> **Raw data**:
□ □ □
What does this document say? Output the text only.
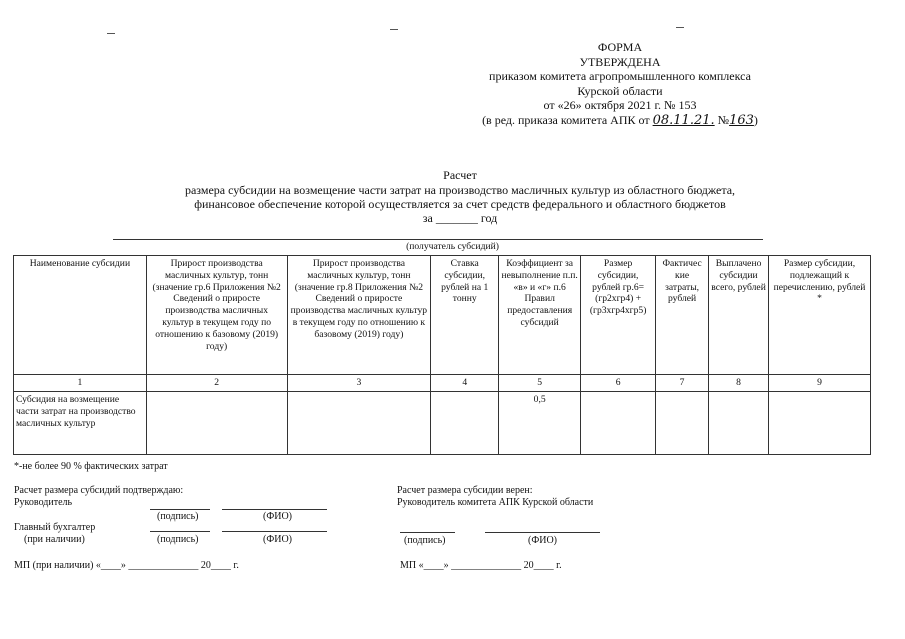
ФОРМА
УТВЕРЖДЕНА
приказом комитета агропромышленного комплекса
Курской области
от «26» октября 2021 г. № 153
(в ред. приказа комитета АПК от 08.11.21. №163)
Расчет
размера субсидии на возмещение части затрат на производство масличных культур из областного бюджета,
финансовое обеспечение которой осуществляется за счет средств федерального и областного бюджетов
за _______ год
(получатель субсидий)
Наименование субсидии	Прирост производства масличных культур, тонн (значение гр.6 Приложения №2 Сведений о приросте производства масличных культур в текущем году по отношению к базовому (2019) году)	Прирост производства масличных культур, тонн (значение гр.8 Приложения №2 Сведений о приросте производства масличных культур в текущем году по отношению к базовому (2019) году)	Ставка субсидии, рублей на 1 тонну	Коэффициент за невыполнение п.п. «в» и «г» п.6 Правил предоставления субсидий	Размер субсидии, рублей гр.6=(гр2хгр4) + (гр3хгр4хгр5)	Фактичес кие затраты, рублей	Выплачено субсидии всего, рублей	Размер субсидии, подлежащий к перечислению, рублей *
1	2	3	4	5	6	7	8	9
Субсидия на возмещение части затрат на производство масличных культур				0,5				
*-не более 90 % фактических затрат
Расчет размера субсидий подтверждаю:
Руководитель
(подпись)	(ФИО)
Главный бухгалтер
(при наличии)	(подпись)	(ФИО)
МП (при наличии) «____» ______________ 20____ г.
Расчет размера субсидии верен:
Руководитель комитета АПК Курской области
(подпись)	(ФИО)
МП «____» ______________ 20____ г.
□ □ □
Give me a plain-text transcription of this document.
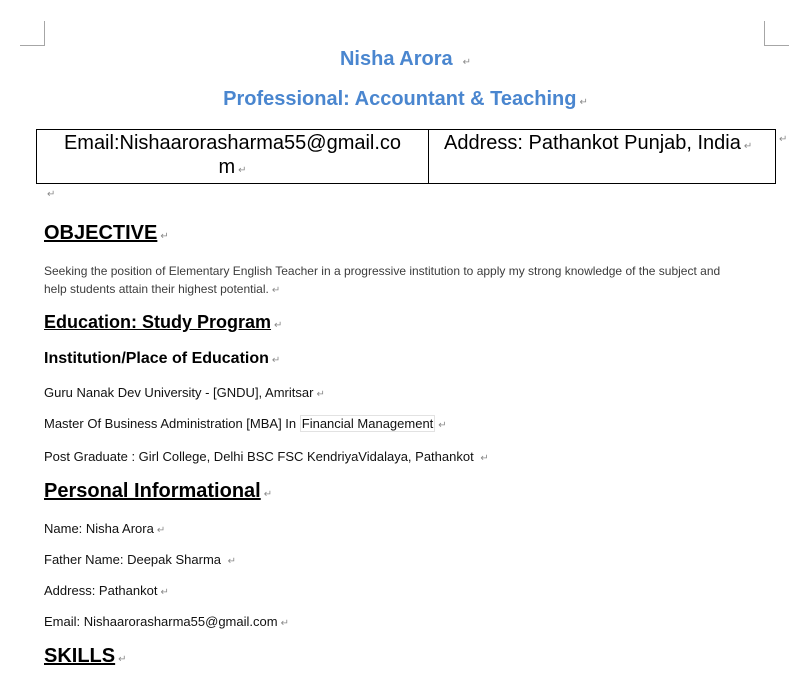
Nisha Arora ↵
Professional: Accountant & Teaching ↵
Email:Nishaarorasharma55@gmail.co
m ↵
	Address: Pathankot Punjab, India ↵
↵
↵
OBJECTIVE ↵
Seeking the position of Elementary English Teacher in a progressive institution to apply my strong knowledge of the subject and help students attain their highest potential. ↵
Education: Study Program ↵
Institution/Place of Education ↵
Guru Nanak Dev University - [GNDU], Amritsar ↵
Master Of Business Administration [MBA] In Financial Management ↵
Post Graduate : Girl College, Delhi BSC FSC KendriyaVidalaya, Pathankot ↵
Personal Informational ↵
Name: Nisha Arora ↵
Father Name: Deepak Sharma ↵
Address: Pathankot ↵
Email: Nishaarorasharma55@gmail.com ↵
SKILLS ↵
□ □ □
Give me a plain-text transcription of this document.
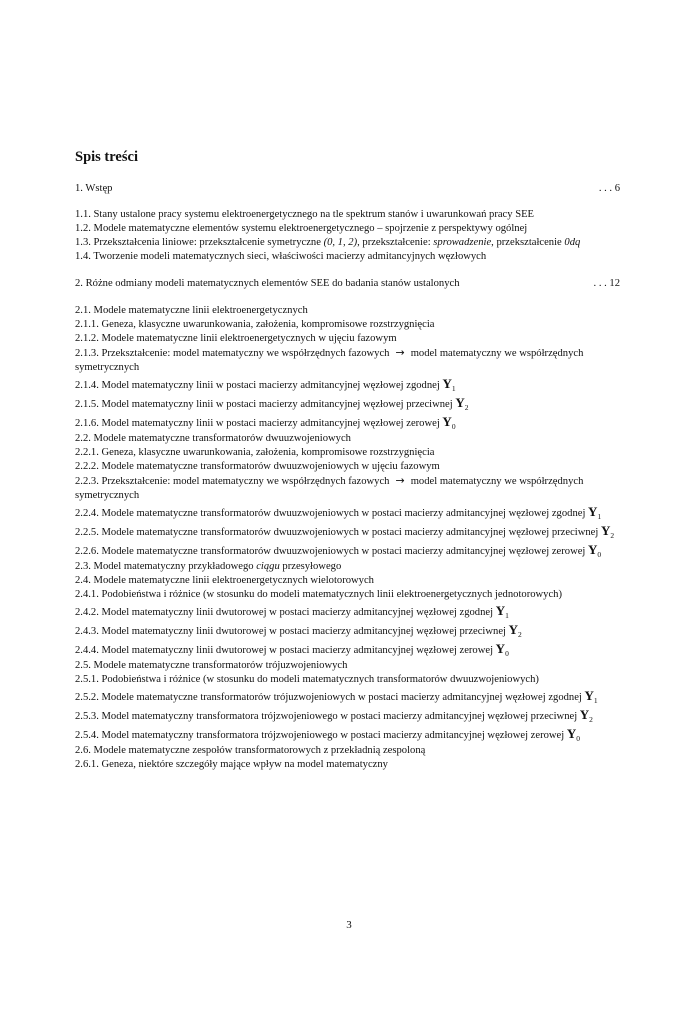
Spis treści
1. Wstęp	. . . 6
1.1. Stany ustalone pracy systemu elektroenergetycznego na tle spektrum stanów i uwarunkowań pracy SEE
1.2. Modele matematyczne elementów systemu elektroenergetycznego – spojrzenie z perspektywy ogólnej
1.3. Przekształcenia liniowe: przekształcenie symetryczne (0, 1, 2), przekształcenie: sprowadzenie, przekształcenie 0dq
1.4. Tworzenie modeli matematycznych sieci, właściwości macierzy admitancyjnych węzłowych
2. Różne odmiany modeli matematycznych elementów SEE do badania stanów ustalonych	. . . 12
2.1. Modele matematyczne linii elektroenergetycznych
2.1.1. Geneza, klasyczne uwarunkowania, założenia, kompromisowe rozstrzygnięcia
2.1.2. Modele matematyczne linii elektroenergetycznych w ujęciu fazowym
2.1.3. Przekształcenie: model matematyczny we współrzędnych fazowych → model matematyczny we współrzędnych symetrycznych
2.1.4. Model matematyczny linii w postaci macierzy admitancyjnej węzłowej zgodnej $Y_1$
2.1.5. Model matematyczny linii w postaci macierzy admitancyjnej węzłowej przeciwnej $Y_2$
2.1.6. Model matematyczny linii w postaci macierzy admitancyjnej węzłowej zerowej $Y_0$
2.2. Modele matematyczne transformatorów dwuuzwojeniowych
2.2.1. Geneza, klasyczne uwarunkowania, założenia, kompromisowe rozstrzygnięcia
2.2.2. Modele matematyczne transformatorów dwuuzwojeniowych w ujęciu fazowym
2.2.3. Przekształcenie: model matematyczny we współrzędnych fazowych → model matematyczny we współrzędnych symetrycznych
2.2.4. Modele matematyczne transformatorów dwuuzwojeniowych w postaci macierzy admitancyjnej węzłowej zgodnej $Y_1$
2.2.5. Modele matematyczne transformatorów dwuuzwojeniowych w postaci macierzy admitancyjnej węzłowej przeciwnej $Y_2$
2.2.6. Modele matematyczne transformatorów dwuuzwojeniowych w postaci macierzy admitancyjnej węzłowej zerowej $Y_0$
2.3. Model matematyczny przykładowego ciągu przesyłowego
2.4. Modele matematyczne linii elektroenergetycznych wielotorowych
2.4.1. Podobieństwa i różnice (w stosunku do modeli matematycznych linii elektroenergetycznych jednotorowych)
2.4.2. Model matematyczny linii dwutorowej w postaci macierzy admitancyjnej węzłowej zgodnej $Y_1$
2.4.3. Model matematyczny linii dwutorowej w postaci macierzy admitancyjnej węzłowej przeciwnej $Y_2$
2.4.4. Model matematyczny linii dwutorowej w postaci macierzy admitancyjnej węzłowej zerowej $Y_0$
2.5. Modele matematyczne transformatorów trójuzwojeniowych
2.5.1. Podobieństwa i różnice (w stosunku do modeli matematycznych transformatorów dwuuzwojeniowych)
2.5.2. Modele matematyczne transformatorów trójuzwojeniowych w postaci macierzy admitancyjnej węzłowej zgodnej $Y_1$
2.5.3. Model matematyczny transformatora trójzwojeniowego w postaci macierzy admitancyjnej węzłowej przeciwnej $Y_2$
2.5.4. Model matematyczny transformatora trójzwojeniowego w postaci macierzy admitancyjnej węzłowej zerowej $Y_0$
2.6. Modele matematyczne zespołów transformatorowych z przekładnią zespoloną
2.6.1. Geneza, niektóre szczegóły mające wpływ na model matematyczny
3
□ □ □
> **Task**: Your answer should be only the number of lines that hold the word "Name".

> **Solution**: 2